▸ **Exercise instructions**
Take every line where the string "true" appears and copy it.

▸ **Material supplied**
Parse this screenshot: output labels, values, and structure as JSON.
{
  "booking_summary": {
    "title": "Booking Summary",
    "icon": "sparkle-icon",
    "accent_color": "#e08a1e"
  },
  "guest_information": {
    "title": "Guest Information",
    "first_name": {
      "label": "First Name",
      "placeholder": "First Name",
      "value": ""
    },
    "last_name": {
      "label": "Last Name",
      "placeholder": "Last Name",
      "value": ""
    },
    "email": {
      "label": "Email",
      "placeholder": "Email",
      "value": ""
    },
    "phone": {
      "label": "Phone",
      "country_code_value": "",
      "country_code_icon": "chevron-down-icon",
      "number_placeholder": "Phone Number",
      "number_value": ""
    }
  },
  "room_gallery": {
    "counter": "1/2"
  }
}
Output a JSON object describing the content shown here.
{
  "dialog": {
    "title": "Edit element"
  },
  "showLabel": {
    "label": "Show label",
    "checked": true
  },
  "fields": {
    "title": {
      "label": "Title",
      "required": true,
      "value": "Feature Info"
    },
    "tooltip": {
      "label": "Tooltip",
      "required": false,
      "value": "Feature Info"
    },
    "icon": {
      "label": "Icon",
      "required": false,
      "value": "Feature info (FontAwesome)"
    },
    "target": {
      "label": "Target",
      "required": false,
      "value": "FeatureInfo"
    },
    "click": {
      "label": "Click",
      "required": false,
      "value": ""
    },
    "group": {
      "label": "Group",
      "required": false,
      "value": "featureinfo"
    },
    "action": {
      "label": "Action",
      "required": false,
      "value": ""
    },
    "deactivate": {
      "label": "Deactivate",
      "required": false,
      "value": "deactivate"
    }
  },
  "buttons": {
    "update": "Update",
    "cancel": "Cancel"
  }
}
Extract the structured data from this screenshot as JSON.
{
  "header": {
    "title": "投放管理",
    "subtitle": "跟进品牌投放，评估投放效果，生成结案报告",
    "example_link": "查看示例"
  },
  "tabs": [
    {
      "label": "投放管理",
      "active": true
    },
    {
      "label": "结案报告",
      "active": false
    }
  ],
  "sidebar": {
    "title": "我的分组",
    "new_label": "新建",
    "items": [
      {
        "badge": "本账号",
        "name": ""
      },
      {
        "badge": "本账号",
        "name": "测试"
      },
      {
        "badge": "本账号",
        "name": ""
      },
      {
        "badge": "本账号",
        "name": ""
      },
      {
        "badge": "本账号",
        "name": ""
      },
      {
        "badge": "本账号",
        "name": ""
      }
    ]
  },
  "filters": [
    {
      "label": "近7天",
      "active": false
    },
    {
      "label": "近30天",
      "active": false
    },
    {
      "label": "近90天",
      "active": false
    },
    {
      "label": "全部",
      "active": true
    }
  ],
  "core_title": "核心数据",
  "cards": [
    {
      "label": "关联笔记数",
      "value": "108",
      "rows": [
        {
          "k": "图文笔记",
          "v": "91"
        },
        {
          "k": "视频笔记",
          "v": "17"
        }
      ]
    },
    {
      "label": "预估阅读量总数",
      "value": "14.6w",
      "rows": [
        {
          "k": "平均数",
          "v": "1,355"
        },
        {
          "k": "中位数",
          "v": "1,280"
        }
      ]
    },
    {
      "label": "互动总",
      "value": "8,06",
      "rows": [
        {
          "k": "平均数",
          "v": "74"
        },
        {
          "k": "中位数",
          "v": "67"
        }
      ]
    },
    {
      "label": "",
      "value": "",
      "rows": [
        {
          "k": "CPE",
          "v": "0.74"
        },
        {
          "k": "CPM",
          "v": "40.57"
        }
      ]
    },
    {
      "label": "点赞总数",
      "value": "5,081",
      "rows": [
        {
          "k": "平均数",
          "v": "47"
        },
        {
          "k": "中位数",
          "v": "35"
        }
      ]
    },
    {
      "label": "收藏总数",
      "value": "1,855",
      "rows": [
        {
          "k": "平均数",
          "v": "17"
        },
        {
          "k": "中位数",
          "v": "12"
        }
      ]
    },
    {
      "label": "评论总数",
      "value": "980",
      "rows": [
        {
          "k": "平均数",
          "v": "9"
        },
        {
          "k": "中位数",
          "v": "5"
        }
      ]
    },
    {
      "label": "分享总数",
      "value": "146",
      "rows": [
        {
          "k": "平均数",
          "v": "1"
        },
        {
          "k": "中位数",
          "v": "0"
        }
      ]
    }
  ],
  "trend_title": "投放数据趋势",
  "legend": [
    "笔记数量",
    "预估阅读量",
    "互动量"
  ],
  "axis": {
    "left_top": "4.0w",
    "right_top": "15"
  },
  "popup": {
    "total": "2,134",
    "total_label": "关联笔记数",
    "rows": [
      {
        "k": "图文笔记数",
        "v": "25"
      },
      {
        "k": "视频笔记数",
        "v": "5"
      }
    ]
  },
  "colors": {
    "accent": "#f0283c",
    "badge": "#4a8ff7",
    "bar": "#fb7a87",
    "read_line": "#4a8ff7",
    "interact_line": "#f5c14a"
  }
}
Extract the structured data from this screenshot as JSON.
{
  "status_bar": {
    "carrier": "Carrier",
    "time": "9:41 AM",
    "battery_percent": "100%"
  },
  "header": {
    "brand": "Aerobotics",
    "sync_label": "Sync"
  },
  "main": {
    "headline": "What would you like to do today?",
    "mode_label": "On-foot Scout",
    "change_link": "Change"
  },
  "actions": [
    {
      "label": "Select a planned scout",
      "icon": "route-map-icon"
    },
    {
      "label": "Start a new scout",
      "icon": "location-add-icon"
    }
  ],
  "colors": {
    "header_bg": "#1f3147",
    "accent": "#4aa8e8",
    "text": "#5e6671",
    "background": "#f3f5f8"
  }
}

▸ **Reply to the task**
    "checked": true
      "required": true,
      "active": true
      "active": true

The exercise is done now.